(Stored items)
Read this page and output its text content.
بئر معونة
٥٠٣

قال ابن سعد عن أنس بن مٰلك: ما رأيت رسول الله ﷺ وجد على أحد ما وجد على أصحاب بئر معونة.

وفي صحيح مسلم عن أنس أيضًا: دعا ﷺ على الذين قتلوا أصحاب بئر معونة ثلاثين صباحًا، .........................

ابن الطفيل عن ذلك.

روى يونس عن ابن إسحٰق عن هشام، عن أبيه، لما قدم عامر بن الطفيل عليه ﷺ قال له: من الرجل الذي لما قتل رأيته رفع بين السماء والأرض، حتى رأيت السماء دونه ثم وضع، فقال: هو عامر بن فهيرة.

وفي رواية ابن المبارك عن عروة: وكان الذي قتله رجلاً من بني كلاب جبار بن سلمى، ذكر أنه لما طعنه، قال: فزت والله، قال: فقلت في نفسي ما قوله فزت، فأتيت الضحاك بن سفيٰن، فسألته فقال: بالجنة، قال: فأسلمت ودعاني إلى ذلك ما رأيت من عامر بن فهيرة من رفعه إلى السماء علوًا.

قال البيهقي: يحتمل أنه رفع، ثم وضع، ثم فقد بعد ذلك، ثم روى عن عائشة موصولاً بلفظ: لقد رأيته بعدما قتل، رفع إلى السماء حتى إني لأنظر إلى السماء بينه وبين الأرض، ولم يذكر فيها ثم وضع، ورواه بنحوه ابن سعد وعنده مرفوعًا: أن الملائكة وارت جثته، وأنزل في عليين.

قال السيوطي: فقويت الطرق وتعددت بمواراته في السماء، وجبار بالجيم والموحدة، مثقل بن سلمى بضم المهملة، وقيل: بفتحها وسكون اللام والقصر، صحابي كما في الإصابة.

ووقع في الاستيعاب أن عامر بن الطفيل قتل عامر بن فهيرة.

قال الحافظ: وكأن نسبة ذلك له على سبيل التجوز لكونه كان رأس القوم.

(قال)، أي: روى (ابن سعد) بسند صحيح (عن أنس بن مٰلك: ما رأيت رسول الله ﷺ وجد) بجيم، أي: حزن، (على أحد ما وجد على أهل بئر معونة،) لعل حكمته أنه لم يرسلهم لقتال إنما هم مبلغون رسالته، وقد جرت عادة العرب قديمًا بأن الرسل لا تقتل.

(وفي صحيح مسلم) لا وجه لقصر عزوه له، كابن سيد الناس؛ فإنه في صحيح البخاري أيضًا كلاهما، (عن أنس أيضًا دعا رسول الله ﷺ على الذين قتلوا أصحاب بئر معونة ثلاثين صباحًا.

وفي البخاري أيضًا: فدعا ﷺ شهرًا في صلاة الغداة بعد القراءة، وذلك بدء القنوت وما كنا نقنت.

## What you have to do
Look for lines containing the string "الذين" and copy them all.

## Answer
وفي صحيح مسلم عن أنس أيضًا: دعا ﷺ على الذين قتلوا أصحاب بئر معونة ثلاثين صباحًا، .........................
(وفي صحيح مسلم) لا وجه لقصر عزوه له، كابن سيد الناس؛ فإنه في صحيح البخاري أيضًا كلاهما، (عن أنس أيضًا دعا رسول الله ﷺ على الذين قتلوا أصحاب بئر معونة ثلاثين صباحًا.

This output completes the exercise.